Reproduce every one of the records below line for line, without changing a single character.

▶ **EXTRACTED INFORMATION**:
★ ★ ★
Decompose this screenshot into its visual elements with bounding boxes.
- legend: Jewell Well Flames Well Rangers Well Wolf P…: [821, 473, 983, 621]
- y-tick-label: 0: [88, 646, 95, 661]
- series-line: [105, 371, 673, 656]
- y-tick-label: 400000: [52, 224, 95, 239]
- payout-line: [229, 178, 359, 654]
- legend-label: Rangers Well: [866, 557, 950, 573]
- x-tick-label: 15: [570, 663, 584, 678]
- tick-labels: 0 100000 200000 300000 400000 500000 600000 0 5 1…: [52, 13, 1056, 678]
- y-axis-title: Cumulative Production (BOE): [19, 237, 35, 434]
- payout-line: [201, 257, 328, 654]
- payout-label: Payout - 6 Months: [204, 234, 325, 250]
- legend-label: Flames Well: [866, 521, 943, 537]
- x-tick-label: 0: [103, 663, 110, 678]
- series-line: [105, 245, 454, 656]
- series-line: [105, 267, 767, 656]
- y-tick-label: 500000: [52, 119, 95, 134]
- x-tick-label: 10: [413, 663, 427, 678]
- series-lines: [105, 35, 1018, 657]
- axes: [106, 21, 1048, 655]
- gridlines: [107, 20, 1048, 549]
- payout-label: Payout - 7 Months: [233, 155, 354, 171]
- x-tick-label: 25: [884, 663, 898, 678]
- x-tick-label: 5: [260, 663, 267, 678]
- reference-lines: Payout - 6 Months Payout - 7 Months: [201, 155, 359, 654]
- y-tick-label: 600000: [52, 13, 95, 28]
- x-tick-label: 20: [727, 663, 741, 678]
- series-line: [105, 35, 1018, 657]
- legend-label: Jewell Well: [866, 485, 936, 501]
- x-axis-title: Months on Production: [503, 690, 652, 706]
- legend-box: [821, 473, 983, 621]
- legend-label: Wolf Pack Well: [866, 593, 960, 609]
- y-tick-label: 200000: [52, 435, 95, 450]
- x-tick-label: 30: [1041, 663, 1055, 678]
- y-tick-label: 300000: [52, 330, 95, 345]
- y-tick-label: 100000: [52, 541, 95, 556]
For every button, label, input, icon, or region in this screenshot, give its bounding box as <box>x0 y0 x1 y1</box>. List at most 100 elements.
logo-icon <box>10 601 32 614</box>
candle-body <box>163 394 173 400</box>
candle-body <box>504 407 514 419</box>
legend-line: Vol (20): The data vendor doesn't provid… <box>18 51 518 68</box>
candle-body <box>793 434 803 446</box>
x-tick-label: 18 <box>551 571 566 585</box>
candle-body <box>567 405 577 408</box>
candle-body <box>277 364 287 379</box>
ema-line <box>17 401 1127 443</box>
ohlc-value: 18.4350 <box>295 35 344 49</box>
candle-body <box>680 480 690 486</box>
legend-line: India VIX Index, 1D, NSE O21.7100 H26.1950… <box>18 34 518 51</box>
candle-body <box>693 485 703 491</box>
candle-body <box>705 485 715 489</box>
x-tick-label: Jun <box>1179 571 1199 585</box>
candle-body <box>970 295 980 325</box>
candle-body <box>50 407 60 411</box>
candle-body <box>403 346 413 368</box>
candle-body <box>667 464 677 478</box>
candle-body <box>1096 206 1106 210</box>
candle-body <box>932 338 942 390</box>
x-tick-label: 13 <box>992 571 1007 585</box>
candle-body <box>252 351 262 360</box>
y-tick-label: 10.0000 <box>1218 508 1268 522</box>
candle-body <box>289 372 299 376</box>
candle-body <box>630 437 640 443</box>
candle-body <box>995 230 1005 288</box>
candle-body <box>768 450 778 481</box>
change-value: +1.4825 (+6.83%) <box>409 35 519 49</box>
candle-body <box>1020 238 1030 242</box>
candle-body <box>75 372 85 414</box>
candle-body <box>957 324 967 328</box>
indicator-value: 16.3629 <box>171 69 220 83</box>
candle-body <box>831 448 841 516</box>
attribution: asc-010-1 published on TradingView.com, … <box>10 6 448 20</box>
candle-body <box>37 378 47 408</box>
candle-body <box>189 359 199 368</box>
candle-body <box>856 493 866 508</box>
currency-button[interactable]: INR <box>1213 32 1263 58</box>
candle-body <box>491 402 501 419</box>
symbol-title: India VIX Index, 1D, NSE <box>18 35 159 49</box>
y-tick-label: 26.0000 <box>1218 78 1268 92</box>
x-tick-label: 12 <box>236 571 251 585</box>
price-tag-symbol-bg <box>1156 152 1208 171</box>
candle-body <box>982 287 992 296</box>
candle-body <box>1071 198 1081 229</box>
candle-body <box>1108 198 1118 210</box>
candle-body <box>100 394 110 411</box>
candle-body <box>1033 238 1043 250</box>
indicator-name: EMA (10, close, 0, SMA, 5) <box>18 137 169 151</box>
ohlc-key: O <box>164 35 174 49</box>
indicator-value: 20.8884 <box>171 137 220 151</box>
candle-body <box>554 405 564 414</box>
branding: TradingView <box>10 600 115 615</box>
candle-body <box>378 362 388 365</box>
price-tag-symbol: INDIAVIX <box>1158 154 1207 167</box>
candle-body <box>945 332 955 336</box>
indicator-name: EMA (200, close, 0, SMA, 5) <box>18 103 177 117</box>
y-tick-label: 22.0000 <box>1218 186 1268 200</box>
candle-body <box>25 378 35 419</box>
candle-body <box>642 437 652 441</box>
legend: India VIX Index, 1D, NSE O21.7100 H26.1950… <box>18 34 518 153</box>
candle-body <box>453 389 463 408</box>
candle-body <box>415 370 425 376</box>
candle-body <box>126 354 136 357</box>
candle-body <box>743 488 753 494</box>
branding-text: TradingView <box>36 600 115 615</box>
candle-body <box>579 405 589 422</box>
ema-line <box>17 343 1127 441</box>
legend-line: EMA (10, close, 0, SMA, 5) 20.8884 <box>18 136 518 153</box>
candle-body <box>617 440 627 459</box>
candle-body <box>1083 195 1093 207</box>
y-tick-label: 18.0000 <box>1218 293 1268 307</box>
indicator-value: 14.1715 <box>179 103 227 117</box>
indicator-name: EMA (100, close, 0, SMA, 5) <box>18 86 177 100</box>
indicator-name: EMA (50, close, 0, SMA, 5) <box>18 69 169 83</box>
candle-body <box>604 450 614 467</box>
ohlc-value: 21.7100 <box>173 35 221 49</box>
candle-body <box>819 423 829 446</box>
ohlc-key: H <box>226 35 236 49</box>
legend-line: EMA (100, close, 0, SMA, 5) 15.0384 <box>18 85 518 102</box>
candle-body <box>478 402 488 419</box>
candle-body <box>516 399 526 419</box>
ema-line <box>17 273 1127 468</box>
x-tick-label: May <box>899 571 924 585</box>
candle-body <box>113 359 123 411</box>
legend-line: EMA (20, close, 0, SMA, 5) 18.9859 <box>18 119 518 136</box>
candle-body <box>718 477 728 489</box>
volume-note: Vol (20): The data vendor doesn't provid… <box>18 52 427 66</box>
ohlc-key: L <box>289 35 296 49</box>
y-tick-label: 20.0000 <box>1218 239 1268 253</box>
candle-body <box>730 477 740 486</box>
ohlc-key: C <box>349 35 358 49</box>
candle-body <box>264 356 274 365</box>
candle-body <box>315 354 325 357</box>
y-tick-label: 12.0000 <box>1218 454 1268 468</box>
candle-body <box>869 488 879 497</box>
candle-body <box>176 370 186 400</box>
★ ★ ★
▶ **SOLUTION BELOW**:
Decompose this screenshot into its visual elements with bounding boxes.
- legend: Jewell Well Flames Well Rangers Well Wolf P…: [821, 473, 983, 621]
- y-tick-label: 0: [88, 646, 95, 661]
- series-line: [105, 371, 673, 656]
- y-tick-label: 400000: [52, 224, 95, 239]
- payout-line: [229, 178, 359, 654]
- legend-label: Rangers Well: [866, 557, 950, 573]
- x-tick-label: 15: [570, 663, 584, 678]
- tick-labels: 0 100000 200000 300000 400000 500000 600000 0 5 1…: [52, 13, 1056, 678]
- y-axis-title: Cumulative Production (BOE): [19, 237, 35, 434]
- payout-line: [201, 257, 328, 654]
- payout-label: Payout - 6 Months: [204, 234, 325, 250]
- legend-label: Flames Well: [866, 521, 943, 537]
- x-tick-label: 0: [103, 663, 110, 678]
- series-line: [105, 245, 454, 656]
- series-line: [105, 267, 767, 656]
- y-tick-label: 500000: [52, 119, 95, 134]
- x-tick-label: 10: [413, 663, 427, 678]
- series-lines: [105, 35, 1018, 657]
- axes: [106, 21, 1048, 655]
- gridlines: [107, 20, 1048, 549]
- payout-label: Payout - 7 Months: [233, 155, 354, 171]
- x-tick-label: 25: [884, 663, 898, 678]
- x-tick-label: 5: [260, 663, 267, 678]
- reference-lines: Payout - 6 Months Payout - 7 Months: [201, 155, 359, 654]
- y-tick-label: 600000: [52, 13, 95, 28]
- x-tick-label: 20: [727, 663, 741, 678]
- series-line: [105, 35, 1018, 657]
- legend-label: Jewell Well: [866, 485, 936, 501]
- x-axis-title: Months on Production: [503, 690, 652, 706]
- legend-box: [821, 473, 983, 621]
- legend-label: Wolf Pack Well: [866, 593, 960, 609]
- y-tick-label: 200000: [52, 435, 95, 450]
- x-tick-label: 30: [1041, 663, 1055, 678]
- y-tick-label: 300000: [52, 330, 95, 345]
- y-tick-label: 100000: [52, 541, 95, 556]
For every button, label, input, icon, or region in this screenshot, give its bounding box as <box>x0 y0 x1 y1</box>. List at most 100 elements.
logo-icon <box>10 601 32 614</box>
candle-body <box>163 394 173 400</box>
candle-body <box>504 407 514 419</box>
legend-line: Vol (20): The data vendor doesn't provid… <box>18 51 518 68</box>
candle-body <box>793 434 803 446</box>
x-tick-label: 18 <box>551 571 566 585</box>
candle-body <box>567 405 577 408</box>
candle-body <box>277 364 287 379</box>
ema-line <box>17 401 1127 443</box>
ohlc-value: 18.4350 <box>295 35 344 49</box>
candle-body <box>680 480 690 486</box>
legend-line: India VIX Index, 1D, NSE O21.7100 H26.1950… <box>18 34 518 51</box>
candle-body <box>693 485 703 491</box>
candle-body <box>705 485 715 489</box>
x-tick-label: Jun <box>1179 571 1199 585</box>
candle-body <box>970 295 980 325</box>
candle-body <box>50 407 60 411</box>
candle-body <box>403 346 413 368</box>
candle-body <box>667 464 677 478</box>
candle-body <box>1096 206 1106 210</box>
candle-body <box>932 338 942 390</box>
x-tick-label: 13 <box>992 571 1007 585</box>
candle-body <box>252 351 262 360</box>
y-tick-label: 10.0000 <box>1218 508 1268 522</box>
candle-body <box>289 372 299 376</box>
candle-body <box>630 437 640 443</box>
candle-body <box>995 230 1005 288</box>
candle-body <box>768 450 778 481</box>
change-value: +1.4825 (+6.83%) <box>409 35 519 49</box>
candle-body <box>1020 238 1030 242</box>
candle-body <box>75 372 85 414</box>
candle-body <box>957 324 967 328</box>
indicator-value: 16.3629 <box>171 69 220 83</box>
candle-body <box>831 448 841 516</box>
attribution: asc-010-1 published on TradingView.com, … <box>10 6 448 20</box>
candle-body <box>37 378 47 408</box>
candle-body <box>189 359 199 368</box>
candle-body <box>856 493 866 508</box>
currency-button[interactable]: INR <box>1213 32 1263 58</box>
candle-body <box>491 402 501 419</box>
symbol-title: India VIX Index, 1D, NSE <box>18 35 159 49</box>
y-tick-label: 26.0000 <box>1218 78 1268 92</box>
x-tick-label: 12 <box>236 571 251 585</box>
price-tag-symbol-bg <box>1156 152 1208 171</box>
candle-body <box>982 287 992 296</box>
candle-body <box>1071 198 1081 229</box>
candle-body <box>1108 198 1118 210</box>
candle-body <box>100 394 110 411</box>
candle-body <box>1033 238 1043 250</box>
indicator-name: EMA (10, close, 0, SMA, 5) <box>18 137 169 151</box>
ohlc-key: O <box>164 35 174 49</box>
indicator-value: 20.8884 <box>171 137 220 151</box>
candle-body <box>554 405 564 414</box>
branding: TradingView <box>10 600 115 615</box>
candle-body <box>378 362 388 365</box>
price-tag-symbol: INDIAVIX <box>1158 154 1207 167</box>
candle-body <box>945 332 955 336</box>
indicator-name: EMA (200, close, 0, SMA, 5) <box>18 103 177 117</box>
y-tick-label: 22.0000 <box>1218 186 1268 200</box>
candle-body <box>25 378 35 419</box>
candle-body <box>642 437 652 441</box>
legend: India VIX Index, 1D, NSE O21.7100 H26.1950… <box>18 34 518 153</box>
candle-body <box>453 389 463 408</box>
candle-body <box>415 370 425 376</box>
candle-body <box>126 354 136 357</box>
candle-body <box>743 488 753 494</box>
branding-text: TradingView <box>36 600 115 615</box>
candle-body <box>579 405 589 422</box>
ema-line <box>17 343 1127 441</box>
legend-line: EMA (10, close, 0, SMA, 5) 20.8884 <box>18 136 518 153</box>
candle-body <box>617 440 627 459</box>
candle-body <box>1083 195 1093 207</box>
y-tick-label: 18.0000 <box>1218 293 1268 307</box>
indicator-value: 14.1715 <box>179 103 227 117</box>
indicator-name: EMA (100, close, 0, SMA, 5) <box>18 86 177 100</box>
indicator-name: EMA (50, close, 0, SMA, 5) <box>18 69 169 83</box>
candle-body <box>604 450 614 467</box>
ohlc-value: 21.7100 <box>173 35 221 49</box>
candle-body <box>819 423 829 446</box>
ohlc-key: H <box>226 35 236 49</box>
legend-line: EMA (100, close, 0, SMA, 5) 15.0384 <box>18 85 518 102</box>
candle-body <box>478 402 488 419</box>
candle-body <box>516 399 526 419</box>
ema-line <box>17 273 1127 468</box>
x-tick-label: May <box>899 571 924 585</box>
candle-body <box>113 359 123 411</box>
legend-line: EMA (20, close, 0, SMA, 5) 18.9859 <box>18 119 518 136</box>
candle-body <box>718 477 728 489</box>
volume-note: Vol (20): The data vendor doesn't provid… <box>18 52 427 66</box>
ohlc-key: L <box>289 35 296 49</box>
y-tick-label: 20.0000 <box>1218 239 1268 253</box>
candle-body <box>730 477 740 486</box>
ohlc-key: C <box>349 35 358 49</box>
candle-body <box>264 356 274 365</box>
candle-body <box>315 354 325 357</box>
y-tick-label: 12.0000 <box>1218 454 1268 468</box>
candle-body <box>869 488 879 497</box>
candle-body <box>176 370 186 400</box>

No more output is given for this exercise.